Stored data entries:
• • •

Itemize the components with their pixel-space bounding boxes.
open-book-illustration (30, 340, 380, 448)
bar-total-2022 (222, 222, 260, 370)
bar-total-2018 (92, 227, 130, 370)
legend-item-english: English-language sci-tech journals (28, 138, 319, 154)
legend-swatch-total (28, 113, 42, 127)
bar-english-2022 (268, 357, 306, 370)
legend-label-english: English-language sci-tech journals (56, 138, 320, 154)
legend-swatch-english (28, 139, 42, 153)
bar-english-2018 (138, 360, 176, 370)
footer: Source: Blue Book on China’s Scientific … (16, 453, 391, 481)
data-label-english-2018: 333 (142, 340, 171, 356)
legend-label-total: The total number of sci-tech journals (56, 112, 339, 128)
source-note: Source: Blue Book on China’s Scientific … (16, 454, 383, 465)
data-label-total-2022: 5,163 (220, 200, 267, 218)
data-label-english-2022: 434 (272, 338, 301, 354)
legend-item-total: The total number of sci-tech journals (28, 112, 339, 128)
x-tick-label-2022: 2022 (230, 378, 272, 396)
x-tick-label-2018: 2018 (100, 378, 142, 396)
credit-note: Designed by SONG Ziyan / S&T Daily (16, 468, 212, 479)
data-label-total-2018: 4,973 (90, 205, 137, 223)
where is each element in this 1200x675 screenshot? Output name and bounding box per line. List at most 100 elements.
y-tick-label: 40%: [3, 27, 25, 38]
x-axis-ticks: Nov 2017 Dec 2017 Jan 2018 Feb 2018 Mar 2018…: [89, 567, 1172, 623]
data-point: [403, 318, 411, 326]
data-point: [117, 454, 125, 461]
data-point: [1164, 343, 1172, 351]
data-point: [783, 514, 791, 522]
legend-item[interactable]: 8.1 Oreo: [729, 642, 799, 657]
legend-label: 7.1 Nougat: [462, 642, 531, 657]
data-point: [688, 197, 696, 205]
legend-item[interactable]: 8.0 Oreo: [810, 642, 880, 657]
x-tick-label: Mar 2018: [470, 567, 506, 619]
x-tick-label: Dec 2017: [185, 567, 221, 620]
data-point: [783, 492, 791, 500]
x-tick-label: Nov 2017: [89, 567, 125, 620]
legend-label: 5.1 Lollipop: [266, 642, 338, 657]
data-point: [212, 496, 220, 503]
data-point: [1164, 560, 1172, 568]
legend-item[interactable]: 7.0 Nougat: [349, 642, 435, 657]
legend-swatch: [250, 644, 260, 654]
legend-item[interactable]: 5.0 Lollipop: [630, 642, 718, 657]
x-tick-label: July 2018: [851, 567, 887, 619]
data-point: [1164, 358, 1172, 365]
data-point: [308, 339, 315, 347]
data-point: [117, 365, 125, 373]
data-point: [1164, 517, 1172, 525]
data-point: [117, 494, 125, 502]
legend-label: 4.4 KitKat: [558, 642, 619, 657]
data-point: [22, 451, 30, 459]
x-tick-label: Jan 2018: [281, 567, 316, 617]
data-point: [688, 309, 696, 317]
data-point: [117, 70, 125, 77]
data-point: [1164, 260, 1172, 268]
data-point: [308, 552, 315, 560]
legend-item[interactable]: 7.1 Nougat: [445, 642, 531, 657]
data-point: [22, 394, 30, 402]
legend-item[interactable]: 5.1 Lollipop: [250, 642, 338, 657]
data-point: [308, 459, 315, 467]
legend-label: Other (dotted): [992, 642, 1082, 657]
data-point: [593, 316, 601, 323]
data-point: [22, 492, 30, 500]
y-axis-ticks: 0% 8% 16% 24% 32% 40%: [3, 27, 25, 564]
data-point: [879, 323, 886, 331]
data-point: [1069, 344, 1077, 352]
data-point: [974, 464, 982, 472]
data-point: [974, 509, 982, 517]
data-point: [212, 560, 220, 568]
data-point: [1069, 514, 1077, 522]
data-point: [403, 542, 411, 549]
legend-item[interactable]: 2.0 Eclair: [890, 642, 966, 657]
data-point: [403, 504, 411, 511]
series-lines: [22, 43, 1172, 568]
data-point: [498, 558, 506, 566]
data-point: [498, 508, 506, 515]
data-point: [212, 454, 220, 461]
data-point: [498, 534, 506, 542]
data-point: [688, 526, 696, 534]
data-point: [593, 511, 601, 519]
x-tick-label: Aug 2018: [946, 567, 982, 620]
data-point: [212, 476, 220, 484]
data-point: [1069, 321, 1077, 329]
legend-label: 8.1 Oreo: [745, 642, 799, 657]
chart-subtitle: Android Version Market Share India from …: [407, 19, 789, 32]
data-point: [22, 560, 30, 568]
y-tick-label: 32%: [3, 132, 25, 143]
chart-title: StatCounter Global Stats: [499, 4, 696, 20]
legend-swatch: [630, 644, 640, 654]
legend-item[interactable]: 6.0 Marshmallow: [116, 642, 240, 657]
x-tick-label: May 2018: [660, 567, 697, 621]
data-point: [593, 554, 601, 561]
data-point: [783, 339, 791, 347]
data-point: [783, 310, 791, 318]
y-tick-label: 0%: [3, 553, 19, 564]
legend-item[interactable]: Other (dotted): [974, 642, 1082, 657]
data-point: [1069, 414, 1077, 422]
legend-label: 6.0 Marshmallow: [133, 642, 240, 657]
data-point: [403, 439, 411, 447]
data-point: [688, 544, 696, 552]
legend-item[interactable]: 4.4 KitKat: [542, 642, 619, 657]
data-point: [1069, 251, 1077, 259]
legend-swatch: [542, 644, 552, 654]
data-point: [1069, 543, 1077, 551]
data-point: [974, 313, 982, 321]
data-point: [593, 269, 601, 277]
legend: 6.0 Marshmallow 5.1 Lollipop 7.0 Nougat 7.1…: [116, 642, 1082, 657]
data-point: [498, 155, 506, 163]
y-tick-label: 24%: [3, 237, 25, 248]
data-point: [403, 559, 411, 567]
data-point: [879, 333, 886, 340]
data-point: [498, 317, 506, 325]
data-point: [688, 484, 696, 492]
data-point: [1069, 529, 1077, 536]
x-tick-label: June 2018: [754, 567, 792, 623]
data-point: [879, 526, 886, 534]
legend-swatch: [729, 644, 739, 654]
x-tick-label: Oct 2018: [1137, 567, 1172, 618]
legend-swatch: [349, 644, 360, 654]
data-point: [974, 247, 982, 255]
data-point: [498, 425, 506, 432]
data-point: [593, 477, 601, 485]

• • •

Work to complete:
Rewrite all the records above, changing every "data-point" to "marker" and leaving everything else unchanged.

Response to this task:
Itemize the components with their pixel-space bounding boxes.
open-book-illustration (30, 340, 380, 448)
bar-total-2022 (222, 222, 260, 370)
bar-total-2018 (92, 227, 130, 370)
legend-item-english: English-language sci-tech journals (28, 138, 319, 154)
legend-swatch-total (28, 113, 42, 127)
bar-english-2022 (268, 357, 306, 370)
legend-label-english: English-language sci-tech journals (56, 138, 320, 154)
legend-swatch-english (28, 139, 42, 153)
bar-english-2018 (138, 360, 176, 370)
footer: Source: Blue Book on China’s Scientific … (16, 453, 391, 481)
data-label-english-2018: 333 (142, 340, 171, 356)
legend-label-total: The total number of sci-tech journals (56, 112, 339, 128)
source-note: Source: Blue Book on China’s Scientific … (16, 454, 383, 465)
data-label-total-2022: 5,163 (220, 200, 267, 218)
data-label-english-2022: 434 (272, 338, 301, 354)
legend-item-total: The total number of sci-tech journals (28, 112, 339, 128)
x-tick-label-2022: 2022 (230, 378, 272, 396)
x-tick-label-2018: 2018 (100, 378, 142, 396)
credit-note: Designed by SONG Ziyan / S&T Daily (16, 468, 212, 479)
data-label-total-2018: 4,973 (90, 205, 137, 223)
where is each element in this 1200x675 screenshot? Output name and bounding box per line. List at most 100 elements.
y-tick-label: 40%: [3, 27, 25, 38]
x-axis-ticks: Nov 2017 Dec 2017 Jan 2018 Feb 2018 Mar 2018…: [89, 567, 1172, 623]
marker: [403, 318, 411, 326]
marker: [117, 454, 125, 461]
marker: [1164, 343, 1172, 351]
marker: [783, 514, 791, 522]
legend-item[interactable]: 8.1 Oreo: [729, 642, 799, 657]
legend-label: 7.1 Nougat: [462, 642, 531, 657]
marker: [688, 197, 696, 205]
legend-item[interactable]: 8.0 Oreo: [810, 642, 880, 657]
x-tick-label: Mar 2018: [470, 567, 506, 619]
x-tick-label: Dec 2017: [185, 567, 221, 620]
marker: [783, 492, 791, 500]
x-tick-label: Nov 2017: [89, 567, 125, 620]
legend-label: 5.1 Lollipop: [266, 642, 338, 657]
marker: [212, 496, 220, 503]
marker: [1164, 560, 1172, 568]
legend-item[interactable]: 7.0 Nougat: [349, 642, 435, 657]
legend-swatch: [250, 644, 260, 654]
legend-item[interactable]: 5.0 Lollipop: [630, 642, 718, 657]
x-tick-label: July 2018: [851, 567, 887, 619]
marker: [1164, 358, 1172, 365]
marker: [308, 339, 315, 347]
marker: [117, 365, 125, 373]
marker: [1164, 517, 1172, 525]
marker: [117, 494, 125, 502]
legend-label: 4.4 KitKat: [558, 642, 619, 657]
marker: [22, 451, 30, 459]
x-tick-label: Jan 2018: [281, 567, 316, 617]
marker: [688, 309, 696, 317]
marker: [117, 70, 125, 77]
marker: [1164, 260, 1172, 268]
marker: [308, 552, 315, 560]
legend-item[interactable]: 7.1 Nougat: [445, 642, 531, 657]
marker: [22, 394, 30, 402]
legend-item[interactable]: 5.1 Lollipop: [250, 642, 338, 657]
marker: [308, 459, 315, 467]
legend-label: Other (dotted): [992, 642, 1082, 657]
marker: [593, 316, 601, 323]
marker: [22, 492, 30, 500]
y-axis-ticks: 0% 8% 16% 24% 32% 40%: [3, 27, 25, 564]
marker: [879, 323, 886, 331]
marker: [1069, 344, 1077, 352]
marker: [974, 464, 982, 472]
marker: [974, 509, 982, 517]
marker: [212, 560, 220, 568]
marker: [1069, 514, 1077, 522]
marker: [403, 542, 411, 549]
legend-item[interactable]: 2.0 Eclair: [890, 642, 966, 657]
marker: [403, 504, 411, 511]
series-lines: [22, 43, 1172, 568]
marker: [498, 558, 506, 566]
marker: [498, 508, 506, 515]
marker: [212, 454, 220, 461]
marker: [498, 534, 506, 542]
marker: [688, 526, 696, 534]
marker: [593, 511, 601, 519]
x-tick-label: Aug 2018: [946, 567, 982, 620]
marker: [212, 476, 220, 484]
marker: [1069, 321, 1077, 329]
legend-label: 8.1 Oreo: [745, 642, 799, 657]
chart-subtitle: Android Version Market Share India from …: [407, 19, 789, 32]
marker: [22, 560, 30, 568]
y-tick-label: 32%: [3, 132, 25, 143]
chart-title: StatCounter Global Stats: [499, 4, 696, 20]
legend-swatch: [630, 644, 640, 654]
legend-item[interactable]: 6.0 Marshmallow: [116, 642, 240, 657]
x-tick-label: May 2018: [660, 567, 697, 621]
marker: [593, 554, 601, 561]
marker: [783, 339, 791, 347]
marker: [783, 310, 791, 318]
y-tick-label: 0%: [3, 553, 19, 564]
legend-item[interactable]: Other (dotted): [974, 642, 1082, 657]
marker: [1069, 414, 1077, 422]
legend-label: 6.0 Marshmallow: [133, 642, 240, 657]
marker: [403, 439, 411, 447]
marker: [688, 544, 696, 552]
legend-item[interactable]: 4.4 KitKat: [542, 642, 619, 657]
marker: [1069, 251, 1077, 259]
legend-swatch: [542, 644, 552, 654]
marker: [1069, 543, 1077, 551]
marker: [974, 313, 982, 321]
marker: [593, 269, 601, 277]
legend: 6.0 Marshmallow 5.1 Lollipop 7.0 Nougat 7.1…: [116, 642, 1082, 657]
marker: [498, 155, 506, 163]
y-tick-label: 24%: [3, 237, 25, 248]
marker: [403, 559, 411, 567]
marker: [879, 333, 886, 340]
marker: [498, 317, 506, 325]
marker: [688, 484, 696, 492]
marker: [1069, 529, 1077, 536]
x-tick-label: June 2018: [754, 567, 792, 623]
marker: [879, 526, 886, 534]
legend-swatch: [729, 644, 739, 654]
x-tick-label: Oct 2018: [1137, 567, 1172, 618]
legend-swatch: [349, 644, 360, 654]
marker: [974, 247, 982, 255]
marker: [498, 425, 506, 432]
marker: [593, 477, 601, 485]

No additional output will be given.